> Directions:
Check every line below for the word "لأنه" and copy the ones that have it.

-- Start Supplied data --

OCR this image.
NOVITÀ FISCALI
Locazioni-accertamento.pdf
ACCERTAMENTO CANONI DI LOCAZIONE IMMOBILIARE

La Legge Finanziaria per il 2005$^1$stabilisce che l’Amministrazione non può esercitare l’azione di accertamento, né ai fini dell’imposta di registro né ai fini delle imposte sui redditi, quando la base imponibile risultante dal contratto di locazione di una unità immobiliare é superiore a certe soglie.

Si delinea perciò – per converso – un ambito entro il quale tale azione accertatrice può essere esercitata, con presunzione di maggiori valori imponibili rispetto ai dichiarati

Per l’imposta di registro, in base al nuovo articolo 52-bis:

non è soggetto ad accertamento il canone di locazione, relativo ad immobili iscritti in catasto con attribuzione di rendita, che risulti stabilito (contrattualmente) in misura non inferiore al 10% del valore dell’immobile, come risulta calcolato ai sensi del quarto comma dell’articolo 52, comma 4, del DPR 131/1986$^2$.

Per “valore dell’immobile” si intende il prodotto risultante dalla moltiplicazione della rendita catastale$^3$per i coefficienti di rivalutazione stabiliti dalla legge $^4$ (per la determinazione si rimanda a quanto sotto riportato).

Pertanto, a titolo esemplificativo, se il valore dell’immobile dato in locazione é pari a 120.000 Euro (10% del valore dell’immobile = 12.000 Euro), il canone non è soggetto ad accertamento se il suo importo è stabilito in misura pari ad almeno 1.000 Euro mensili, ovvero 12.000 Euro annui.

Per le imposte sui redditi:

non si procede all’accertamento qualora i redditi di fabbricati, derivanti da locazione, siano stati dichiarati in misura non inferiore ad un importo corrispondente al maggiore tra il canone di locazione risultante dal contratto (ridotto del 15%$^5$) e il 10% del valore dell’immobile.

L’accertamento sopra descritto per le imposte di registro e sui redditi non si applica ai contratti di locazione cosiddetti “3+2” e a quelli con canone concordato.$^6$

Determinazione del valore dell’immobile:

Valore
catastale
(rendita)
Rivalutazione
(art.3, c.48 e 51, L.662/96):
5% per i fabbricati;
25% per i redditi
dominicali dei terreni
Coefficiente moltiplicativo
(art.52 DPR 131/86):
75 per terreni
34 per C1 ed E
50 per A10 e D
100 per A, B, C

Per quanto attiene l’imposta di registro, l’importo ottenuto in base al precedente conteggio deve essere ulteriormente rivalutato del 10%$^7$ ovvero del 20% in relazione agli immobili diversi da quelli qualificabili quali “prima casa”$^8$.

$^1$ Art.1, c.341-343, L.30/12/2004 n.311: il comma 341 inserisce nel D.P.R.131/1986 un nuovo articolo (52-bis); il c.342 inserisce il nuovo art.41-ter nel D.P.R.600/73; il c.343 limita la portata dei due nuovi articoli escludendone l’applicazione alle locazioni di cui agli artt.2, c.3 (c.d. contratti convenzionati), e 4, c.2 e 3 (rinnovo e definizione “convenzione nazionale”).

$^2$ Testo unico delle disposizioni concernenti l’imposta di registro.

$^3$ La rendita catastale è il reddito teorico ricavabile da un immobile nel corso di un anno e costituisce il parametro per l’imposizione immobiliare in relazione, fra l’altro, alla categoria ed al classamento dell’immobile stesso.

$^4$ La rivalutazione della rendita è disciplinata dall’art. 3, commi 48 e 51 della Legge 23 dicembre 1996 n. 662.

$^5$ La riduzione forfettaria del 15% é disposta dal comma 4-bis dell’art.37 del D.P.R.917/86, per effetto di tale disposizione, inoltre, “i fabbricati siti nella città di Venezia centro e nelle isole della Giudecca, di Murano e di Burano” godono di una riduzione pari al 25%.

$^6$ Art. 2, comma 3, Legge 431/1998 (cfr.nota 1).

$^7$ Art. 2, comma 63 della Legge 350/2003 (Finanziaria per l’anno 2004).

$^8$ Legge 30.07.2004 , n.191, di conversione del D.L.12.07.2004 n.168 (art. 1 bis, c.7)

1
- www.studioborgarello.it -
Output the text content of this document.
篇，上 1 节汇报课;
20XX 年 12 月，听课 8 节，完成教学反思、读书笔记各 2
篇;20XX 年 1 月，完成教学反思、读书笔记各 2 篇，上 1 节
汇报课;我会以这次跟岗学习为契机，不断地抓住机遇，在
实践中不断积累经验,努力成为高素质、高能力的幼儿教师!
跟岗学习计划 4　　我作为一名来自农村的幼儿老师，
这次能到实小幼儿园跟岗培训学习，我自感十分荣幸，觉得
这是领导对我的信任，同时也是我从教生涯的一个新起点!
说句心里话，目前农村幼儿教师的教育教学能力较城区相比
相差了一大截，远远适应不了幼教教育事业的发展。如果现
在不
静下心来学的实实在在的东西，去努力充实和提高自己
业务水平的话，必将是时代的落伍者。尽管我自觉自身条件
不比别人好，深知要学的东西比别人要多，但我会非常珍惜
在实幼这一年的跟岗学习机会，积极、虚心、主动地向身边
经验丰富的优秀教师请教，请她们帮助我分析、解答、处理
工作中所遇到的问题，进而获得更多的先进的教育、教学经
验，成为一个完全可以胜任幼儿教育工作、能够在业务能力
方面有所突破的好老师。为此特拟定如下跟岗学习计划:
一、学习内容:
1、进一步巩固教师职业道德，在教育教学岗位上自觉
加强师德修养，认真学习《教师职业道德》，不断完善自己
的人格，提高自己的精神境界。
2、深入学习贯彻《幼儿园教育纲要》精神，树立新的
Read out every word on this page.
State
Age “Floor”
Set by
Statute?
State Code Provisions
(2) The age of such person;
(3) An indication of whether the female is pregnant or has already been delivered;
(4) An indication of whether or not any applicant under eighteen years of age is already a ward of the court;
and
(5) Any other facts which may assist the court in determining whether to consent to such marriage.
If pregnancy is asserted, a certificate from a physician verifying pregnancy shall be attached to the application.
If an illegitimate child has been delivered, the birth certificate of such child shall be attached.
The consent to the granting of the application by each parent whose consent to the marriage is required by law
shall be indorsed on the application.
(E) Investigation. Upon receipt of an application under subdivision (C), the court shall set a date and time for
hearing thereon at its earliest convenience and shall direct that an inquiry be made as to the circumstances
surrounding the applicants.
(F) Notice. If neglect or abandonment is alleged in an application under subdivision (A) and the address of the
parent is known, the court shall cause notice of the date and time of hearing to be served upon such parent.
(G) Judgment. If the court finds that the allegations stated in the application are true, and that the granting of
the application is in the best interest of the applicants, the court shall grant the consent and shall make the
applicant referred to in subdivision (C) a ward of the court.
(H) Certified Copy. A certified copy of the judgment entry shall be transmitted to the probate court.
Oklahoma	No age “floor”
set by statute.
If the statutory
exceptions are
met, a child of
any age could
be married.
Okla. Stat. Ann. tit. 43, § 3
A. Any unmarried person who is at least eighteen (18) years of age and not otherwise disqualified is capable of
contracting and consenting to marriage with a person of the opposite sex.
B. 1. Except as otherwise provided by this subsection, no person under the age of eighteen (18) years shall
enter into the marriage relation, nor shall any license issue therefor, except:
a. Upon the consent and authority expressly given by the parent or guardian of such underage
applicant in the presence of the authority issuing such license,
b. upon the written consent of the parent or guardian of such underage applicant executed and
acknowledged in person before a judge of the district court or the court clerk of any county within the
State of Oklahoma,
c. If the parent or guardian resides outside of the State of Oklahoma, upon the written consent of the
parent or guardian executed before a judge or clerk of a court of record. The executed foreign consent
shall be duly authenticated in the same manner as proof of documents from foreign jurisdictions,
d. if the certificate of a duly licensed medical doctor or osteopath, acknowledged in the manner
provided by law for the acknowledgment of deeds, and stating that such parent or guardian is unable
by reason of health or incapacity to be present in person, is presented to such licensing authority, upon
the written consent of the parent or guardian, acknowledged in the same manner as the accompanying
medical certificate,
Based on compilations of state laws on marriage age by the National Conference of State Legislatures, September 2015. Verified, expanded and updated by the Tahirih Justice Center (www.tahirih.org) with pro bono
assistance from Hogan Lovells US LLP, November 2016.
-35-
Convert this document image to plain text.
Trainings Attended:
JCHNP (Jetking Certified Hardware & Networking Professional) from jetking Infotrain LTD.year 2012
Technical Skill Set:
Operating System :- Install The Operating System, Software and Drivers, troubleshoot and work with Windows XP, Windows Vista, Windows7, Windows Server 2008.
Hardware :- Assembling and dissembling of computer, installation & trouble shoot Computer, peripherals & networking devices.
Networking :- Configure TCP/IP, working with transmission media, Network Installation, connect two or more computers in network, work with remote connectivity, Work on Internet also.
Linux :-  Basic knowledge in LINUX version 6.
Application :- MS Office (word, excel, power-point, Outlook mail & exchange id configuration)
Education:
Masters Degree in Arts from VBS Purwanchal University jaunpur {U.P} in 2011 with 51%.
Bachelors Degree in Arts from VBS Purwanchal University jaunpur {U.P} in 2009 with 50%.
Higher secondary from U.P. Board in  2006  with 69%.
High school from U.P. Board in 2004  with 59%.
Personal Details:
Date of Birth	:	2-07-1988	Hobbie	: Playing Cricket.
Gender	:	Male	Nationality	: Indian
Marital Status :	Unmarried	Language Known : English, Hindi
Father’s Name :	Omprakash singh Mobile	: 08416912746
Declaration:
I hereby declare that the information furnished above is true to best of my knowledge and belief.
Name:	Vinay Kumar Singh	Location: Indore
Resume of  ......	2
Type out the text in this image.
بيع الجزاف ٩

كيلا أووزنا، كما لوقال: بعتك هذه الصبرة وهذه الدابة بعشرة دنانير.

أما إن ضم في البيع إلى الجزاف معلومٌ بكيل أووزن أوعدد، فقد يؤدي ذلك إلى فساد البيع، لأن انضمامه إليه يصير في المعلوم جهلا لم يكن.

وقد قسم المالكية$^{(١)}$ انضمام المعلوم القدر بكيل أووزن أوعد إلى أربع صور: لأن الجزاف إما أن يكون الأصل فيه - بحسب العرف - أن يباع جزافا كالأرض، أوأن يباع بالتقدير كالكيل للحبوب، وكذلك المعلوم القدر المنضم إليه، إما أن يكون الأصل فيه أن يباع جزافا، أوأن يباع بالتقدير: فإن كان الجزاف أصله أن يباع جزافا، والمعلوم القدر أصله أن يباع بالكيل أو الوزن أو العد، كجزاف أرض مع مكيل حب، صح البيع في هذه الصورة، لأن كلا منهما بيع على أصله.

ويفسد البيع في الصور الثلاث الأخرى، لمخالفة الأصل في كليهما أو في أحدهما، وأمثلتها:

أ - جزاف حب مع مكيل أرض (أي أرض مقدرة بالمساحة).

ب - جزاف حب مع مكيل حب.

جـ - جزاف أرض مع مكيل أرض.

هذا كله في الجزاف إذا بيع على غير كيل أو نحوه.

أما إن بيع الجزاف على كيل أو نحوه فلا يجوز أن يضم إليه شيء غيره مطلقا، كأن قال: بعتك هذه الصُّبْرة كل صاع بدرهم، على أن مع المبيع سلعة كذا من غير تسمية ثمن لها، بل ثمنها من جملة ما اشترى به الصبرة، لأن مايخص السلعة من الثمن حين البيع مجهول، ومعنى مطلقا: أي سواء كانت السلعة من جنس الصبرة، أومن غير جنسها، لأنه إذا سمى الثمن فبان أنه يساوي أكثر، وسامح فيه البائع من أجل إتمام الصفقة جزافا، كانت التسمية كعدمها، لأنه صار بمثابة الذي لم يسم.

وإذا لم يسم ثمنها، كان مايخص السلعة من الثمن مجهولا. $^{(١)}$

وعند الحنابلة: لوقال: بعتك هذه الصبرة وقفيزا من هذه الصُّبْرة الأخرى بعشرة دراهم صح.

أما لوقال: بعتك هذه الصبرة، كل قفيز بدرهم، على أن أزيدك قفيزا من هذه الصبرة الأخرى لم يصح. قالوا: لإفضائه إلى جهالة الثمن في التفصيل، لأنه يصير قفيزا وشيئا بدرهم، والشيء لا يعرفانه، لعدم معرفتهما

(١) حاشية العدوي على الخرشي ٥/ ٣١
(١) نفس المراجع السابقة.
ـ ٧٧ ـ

-- End Supplied data --

> Exercise result:
أما إن بيع الجزاف على كيل أو نحوه فلا يجوز أن يضم إليه شيء غيره مطلقا، كأن قال: بعتك هذه الصُّبْرة كل صاع بدرهم، على أن مع المبيع سلعة كذا من غير تسمية ثمن لها، بل ثمنها من جملة ما اشترى به الصبرة، لأن مايخص السلعة من الثمن حين البيع مجهول، ومعنى مطلقا: أي سواء كانت السلعة من جنس الصبرة، أومن غير جنسها، لأنه إذا سمى الثمن فبان أنه يساوي أكثر، وسامح فيه البائع من أجل إتمام الصفقة جزافا، كانت التسمية كعدمها، لأنه صار بمثابة الذي لم يسم.
أما لوقال: بعتك هذه الصبرة، كل قفيز بدرهم، على أن أزيدك قفيزا من هذه الصبرة الأخرى لم يصح. قالوا: لإفضائه إلى جهالة الثمن في التفصيل، لأنه يصير قفيزا وشيئا بدرهم، والشيء لا يعرفانه، لعدم معرفتهما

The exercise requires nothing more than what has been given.